What needs to be done: Extract all lines that hold "ball" from the records below.

Entries supplied:
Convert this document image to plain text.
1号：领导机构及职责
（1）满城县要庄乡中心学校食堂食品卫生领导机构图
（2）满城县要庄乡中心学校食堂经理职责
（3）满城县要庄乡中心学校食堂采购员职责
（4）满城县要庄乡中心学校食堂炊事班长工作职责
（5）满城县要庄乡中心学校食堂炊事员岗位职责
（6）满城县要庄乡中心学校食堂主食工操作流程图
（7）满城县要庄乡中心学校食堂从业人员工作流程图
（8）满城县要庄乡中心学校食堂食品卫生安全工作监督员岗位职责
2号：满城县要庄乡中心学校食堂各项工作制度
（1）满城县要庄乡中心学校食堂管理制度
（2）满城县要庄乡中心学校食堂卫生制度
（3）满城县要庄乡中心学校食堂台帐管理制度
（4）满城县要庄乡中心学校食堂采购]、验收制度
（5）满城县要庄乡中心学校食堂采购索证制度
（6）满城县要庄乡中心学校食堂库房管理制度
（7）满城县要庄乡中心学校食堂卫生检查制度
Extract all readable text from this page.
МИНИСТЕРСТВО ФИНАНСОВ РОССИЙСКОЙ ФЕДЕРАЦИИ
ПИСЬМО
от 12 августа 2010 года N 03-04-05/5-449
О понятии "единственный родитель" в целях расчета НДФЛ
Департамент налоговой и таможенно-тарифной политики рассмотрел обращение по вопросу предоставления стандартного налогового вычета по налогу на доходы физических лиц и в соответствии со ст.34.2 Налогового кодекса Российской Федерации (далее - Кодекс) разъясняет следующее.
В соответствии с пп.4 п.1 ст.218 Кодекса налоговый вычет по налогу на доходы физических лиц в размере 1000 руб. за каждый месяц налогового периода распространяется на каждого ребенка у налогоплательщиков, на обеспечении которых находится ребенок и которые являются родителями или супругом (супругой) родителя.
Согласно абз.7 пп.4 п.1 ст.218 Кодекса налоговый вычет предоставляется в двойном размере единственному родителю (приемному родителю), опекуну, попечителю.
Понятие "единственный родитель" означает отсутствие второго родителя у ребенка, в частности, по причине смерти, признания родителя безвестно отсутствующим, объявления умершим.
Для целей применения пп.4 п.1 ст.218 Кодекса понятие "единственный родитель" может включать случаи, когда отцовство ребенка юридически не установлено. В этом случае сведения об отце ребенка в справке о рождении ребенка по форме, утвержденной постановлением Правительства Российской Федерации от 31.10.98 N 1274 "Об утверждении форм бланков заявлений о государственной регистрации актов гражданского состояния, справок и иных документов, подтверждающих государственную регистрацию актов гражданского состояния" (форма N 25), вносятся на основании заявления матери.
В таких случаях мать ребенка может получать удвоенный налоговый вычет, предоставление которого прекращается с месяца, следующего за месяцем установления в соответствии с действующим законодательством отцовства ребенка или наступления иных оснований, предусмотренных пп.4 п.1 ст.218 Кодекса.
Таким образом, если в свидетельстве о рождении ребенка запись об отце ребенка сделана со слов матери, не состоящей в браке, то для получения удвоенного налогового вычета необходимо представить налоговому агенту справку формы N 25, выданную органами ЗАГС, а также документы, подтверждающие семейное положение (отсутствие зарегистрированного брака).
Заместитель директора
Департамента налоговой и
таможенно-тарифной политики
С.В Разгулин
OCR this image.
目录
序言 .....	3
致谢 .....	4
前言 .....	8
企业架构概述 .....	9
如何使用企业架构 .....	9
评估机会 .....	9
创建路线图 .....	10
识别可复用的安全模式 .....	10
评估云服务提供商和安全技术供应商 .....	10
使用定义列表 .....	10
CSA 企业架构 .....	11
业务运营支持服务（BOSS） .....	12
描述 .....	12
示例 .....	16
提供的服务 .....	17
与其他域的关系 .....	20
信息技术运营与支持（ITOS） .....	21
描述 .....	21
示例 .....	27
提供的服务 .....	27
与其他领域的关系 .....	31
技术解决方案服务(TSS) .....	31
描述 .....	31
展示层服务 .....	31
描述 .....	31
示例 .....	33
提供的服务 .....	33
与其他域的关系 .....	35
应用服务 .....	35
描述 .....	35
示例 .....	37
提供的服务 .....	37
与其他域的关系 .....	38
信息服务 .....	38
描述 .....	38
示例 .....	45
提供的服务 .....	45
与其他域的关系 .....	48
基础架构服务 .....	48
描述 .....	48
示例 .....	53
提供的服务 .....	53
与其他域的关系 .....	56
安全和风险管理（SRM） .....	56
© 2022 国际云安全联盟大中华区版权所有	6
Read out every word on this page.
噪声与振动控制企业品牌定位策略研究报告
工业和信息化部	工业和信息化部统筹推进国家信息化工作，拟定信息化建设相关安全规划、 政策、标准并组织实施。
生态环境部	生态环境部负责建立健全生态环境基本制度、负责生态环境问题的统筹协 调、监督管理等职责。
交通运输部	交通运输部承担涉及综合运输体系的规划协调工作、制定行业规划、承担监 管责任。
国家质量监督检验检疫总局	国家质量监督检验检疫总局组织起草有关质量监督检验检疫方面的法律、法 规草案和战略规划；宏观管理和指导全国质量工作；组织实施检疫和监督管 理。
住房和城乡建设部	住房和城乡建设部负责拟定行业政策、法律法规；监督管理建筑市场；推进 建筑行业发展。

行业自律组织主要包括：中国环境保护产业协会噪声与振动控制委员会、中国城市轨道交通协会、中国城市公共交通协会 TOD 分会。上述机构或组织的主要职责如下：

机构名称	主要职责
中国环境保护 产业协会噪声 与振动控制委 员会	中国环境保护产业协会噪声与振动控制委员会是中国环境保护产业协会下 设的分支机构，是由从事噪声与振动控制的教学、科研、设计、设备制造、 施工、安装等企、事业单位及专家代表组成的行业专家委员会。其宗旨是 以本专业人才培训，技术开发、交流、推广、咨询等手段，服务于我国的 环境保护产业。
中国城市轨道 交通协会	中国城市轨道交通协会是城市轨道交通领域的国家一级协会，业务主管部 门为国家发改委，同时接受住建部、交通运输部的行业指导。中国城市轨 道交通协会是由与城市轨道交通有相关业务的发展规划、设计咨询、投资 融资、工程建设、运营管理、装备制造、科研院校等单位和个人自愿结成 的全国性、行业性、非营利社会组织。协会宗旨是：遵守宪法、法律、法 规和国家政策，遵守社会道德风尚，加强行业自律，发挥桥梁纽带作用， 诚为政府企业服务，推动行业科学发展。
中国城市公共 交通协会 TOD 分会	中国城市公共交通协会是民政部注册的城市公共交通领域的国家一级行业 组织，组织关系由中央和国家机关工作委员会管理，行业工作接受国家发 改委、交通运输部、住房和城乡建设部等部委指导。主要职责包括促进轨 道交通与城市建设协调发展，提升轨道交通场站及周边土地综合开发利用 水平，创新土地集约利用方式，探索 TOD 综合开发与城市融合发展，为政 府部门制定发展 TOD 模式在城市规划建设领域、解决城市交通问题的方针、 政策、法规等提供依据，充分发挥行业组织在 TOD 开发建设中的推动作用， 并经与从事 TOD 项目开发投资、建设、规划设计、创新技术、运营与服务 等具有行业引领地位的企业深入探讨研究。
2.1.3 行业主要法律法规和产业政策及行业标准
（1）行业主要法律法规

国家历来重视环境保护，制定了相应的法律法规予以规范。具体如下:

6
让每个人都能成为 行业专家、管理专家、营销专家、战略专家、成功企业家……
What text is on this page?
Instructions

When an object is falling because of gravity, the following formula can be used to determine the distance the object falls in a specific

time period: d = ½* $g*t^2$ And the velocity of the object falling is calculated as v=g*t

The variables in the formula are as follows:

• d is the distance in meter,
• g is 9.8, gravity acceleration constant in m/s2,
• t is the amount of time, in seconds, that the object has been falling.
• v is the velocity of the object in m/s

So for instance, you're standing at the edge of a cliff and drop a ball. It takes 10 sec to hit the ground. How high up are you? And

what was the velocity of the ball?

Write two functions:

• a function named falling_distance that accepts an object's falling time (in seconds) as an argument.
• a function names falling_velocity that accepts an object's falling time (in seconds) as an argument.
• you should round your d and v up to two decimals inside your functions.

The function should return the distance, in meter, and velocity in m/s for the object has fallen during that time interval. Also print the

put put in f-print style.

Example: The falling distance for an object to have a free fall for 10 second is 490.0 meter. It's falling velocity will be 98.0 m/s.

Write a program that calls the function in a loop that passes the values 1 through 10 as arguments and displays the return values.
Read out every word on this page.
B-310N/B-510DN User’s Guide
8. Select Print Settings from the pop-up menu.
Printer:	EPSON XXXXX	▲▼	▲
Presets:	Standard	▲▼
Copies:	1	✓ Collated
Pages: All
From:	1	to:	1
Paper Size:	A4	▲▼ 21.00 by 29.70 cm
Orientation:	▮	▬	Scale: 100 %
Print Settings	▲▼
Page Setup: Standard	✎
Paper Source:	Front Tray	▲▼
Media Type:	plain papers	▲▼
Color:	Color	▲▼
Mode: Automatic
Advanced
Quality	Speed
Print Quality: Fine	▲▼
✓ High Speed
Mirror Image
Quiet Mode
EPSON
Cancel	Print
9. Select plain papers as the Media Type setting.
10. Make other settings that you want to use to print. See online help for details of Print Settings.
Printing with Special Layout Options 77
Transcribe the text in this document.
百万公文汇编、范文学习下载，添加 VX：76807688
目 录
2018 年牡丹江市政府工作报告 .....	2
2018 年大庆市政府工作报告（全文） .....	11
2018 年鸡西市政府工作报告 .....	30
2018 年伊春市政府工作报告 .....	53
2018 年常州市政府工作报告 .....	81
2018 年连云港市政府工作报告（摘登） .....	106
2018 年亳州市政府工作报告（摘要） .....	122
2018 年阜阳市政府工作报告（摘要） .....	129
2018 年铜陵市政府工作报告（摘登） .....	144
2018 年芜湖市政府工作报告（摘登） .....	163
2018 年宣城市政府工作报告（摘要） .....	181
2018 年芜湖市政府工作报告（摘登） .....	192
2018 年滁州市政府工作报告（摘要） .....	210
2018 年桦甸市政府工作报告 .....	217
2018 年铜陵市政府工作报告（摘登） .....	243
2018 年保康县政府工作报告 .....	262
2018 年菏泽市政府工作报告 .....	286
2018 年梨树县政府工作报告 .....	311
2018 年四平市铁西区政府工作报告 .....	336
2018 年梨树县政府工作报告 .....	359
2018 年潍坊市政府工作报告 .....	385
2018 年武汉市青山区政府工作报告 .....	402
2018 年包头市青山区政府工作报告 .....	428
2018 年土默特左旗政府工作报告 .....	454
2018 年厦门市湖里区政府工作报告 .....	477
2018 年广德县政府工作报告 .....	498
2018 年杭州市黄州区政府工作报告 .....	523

Written solution:
So for instance, you're standing at the edge of a cliff and drop a ball. It takes 10 sec to hit the ground. How high up are you? And
what was the velocity of the ball?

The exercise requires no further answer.